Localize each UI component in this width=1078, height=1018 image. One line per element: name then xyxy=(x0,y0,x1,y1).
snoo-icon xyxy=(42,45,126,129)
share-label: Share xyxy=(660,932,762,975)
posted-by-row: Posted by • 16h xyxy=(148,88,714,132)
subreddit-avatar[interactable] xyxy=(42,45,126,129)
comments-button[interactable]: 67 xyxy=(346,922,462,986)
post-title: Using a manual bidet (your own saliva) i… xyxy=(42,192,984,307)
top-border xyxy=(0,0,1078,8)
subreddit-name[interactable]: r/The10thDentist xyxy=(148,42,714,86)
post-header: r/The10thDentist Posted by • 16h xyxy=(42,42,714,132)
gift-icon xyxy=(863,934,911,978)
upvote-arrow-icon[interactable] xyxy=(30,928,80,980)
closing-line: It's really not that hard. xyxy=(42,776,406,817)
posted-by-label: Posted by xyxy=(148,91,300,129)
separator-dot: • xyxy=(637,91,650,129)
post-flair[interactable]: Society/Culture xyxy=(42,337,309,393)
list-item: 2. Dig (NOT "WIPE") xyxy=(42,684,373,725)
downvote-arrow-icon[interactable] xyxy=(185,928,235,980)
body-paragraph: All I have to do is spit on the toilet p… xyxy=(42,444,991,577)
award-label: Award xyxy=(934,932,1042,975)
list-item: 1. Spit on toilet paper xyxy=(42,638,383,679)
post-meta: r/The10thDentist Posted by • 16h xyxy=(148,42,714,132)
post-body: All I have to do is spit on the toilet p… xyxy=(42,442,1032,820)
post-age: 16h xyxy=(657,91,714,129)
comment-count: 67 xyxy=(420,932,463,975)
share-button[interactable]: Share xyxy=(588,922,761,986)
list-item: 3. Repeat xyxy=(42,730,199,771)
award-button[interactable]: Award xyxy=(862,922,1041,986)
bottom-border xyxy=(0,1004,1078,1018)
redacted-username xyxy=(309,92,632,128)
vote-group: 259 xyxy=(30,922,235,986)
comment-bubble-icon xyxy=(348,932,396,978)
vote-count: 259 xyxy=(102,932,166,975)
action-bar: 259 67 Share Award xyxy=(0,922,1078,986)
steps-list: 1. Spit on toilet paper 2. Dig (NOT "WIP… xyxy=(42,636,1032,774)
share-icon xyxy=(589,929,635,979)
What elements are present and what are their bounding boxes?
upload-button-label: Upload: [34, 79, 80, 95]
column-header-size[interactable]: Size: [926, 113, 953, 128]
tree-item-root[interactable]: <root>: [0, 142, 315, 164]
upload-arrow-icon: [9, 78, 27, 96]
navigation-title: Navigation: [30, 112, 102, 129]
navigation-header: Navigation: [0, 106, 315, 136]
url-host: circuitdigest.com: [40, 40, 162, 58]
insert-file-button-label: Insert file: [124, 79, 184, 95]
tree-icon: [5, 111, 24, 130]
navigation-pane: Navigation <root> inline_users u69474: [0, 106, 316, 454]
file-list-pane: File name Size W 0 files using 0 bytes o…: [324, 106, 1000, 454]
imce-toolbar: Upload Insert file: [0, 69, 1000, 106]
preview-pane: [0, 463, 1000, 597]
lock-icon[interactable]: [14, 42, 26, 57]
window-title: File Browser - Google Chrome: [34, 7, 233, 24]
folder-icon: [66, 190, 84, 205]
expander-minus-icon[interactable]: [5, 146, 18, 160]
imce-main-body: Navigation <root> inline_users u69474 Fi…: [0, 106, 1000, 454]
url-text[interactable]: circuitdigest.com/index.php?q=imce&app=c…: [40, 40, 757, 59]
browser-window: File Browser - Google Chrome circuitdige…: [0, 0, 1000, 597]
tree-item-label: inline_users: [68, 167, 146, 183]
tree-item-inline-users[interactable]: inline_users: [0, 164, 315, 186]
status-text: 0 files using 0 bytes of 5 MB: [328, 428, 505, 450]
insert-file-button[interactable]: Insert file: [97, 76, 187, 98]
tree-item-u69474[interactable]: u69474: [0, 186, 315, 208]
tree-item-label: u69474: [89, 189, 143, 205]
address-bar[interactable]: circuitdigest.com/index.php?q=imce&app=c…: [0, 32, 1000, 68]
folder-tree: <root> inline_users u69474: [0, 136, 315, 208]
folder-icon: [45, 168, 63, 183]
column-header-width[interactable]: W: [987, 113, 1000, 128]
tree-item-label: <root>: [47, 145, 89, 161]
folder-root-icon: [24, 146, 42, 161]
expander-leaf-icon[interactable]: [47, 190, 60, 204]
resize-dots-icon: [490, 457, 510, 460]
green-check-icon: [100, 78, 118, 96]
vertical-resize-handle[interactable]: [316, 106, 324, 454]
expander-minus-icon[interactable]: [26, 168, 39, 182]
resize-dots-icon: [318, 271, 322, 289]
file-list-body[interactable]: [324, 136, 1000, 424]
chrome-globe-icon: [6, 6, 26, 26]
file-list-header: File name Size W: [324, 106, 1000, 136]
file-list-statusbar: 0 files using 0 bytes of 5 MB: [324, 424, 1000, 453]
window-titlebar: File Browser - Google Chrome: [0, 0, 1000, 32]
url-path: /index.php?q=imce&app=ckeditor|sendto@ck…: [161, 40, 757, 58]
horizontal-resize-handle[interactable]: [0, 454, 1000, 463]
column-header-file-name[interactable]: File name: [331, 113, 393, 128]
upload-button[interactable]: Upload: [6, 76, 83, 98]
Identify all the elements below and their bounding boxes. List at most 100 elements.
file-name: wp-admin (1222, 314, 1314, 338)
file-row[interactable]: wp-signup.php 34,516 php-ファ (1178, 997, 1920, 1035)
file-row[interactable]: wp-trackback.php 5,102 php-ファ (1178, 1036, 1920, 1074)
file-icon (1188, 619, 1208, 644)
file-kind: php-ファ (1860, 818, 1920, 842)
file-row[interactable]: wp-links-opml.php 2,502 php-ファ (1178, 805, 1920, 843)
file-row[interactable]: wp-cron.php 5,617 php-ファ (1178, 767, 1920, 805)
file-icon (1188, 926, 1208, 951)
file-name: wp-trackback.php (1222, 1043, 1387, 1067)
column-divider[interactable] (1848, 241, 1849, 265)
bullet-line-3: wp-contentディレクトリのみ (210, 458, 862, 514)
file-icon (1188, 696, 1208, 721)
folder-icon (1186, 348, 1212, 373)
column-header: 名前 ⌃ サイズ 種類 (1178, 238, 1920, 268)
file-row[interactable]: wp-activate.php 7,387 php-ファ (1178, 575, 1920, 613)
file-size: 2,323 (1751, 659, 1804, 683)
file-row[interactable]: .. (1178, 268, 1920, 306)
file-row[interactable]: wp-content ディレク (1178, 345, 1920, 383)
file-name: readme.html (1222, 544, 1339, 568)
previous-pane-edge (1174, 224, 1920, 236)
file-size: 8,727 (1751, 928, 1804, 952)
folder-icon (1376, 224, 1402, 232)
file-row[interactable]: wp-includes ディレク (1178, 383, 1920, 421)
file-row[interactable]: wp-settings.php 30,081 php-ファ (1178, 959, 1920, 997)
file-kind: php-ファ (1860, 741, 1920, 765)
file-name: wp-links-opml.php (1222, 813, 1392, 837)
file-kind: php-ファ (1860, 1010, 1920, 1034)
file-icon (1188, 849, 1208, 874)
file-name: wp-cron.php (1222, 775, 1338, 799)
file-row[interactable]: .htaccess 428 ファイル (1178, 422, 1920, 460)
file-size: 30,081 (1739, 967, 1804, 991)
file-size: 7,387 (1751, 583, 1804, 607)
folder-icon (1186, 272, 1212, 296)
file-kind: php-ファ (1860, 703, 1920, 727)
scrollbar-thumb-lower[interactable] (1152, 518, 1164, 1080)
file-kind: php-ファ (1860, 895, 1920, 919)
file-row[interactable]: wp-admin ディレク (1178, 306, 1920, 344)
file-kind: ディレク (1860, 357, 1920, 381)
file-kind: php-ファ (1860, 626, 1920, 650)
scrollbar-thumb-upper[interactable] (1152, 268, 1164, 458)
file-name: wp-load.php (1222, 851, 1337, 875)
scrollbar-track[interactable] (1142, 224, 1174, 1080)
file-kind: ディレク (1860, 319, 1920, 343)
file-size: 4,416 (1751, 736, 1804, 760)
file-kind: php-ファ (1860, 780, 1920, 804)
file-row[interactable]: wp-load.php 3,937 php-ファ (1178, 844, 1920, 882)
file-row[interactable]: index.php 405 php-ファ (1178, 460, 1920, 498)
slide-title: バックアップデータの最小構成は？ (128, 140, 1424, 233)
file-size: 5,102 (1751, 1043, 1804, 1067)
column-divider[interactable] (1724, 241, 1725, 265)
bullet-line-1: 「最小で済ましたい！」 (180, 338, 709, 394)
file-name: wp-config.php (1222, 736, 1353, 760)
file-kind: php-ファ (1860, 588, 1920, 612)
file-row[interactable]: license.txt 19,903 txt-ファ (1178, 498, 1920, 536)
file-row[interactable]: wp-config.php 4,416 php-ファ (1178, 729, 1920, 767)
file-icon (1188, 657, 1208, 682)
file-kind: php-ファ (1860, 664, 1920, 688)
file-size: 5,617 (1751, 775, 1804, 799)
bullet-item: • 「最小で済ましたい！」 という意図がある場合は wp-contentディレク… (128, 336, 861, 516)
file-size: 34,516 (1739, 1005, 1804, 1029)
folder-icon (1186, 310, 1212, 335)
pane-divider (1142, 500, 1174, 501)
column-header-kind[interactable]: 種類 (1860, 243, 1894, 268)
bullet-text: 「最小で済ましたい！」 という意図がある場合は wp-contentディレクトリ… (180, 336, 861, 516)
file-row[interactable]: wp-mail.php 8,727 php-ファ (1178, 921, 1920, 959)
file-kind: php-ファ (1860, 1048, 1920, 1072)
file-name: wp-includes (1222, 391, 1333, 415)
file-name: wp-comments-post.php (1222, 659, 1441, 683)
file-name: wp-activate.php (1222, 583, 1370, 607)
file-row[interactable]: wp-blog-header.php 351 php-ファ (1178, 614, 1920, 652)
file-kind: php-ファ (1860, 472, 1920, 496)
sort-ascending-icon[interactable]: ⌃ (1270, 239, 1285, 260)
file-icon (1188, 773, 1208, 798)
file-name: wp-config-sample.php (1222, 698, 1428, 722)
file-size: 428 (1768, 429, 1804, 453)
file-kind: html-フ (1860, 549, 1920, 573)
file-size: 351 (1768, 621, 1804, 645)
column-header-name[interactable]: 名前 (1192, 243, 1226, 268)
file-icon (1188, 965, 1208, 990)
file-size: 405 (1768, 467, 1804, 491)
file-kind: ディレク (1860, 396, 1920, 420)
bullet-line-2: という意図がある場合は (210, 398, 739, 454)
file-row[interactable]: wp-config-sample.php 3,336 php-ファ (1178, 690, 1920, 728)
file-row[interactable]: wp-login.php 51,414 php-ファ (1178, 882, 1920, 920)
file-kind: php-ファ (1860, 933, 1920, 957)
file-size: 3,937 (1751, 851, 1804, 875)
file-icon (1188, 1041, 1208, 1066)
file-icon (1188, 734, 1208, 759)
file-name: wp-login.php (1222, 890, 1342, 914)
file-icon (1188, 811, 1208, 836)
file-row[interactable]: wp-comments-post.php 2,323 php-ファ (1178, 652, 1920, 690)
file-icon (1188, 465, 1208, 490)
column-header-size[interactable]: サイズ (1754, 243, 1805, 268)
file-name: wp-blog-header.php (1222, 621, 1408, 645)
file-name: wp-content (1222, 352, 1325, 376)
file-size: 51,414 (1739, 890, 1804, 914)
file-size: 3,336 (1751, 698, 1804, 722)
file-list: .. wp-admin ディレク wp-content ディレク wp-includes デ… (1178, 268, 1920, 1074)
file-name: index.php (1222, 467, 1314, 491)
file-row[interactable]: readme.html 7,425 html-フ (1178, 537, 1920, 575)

++++++++++++++++++++

- _PROMPT_
Quote the lines from the start of the records through the line containing "posted-by-row: Posted by", both ends included.

- _RESPONSE TO THIS TASK_
Localize each UI component in this width=1078, height=1018 image. One line per element: name then xyxy=(x0,y0,x1,y1).
snoo-icon xyxy=(42,45,126,129)
share-label: Share xyxy=(660,932,762,975)
posted-by-row: Posted by • 16h xyxy=(148,88,714,132)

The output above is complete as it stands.